PROBLEM DESCRIPTION
Quote the entries in full, character for character, without their images.
Start INPUT RECORDS
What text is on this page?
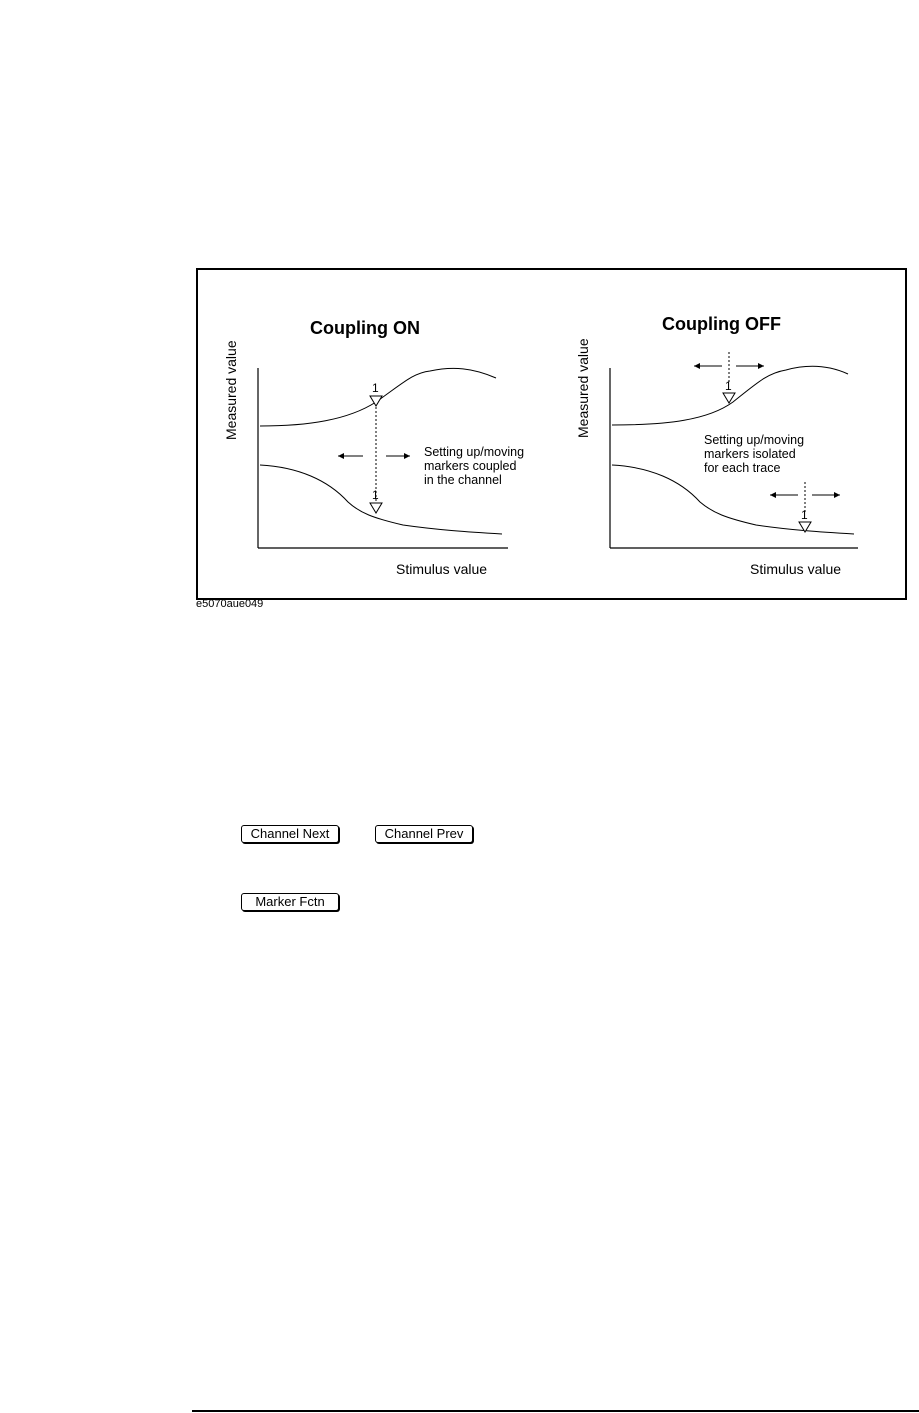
Coupling ON
Measured value	1
1
Setting up/moving
markers coupled
in the channel
Stimulus value
Coupling OFF
Measured value	1
Setting up/moving
markers isolated
for each trace
1
Stimulus value
e5070aue049
Channel Next	Channel Prev
Marker Fctn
End INPUT RECORDS
CORRECT ANSWER
What text is on this page?
Coupling ON
Measured value	1
1
Setting up/moving
markers coupled
in the channel
Stimulus value
Coupling OFF
Measured value	1
Setting up/moving
markers isolated
for each trace
1
Stimulus value
e5070aue049
Channel Next	Channel Prev
Marker Fctn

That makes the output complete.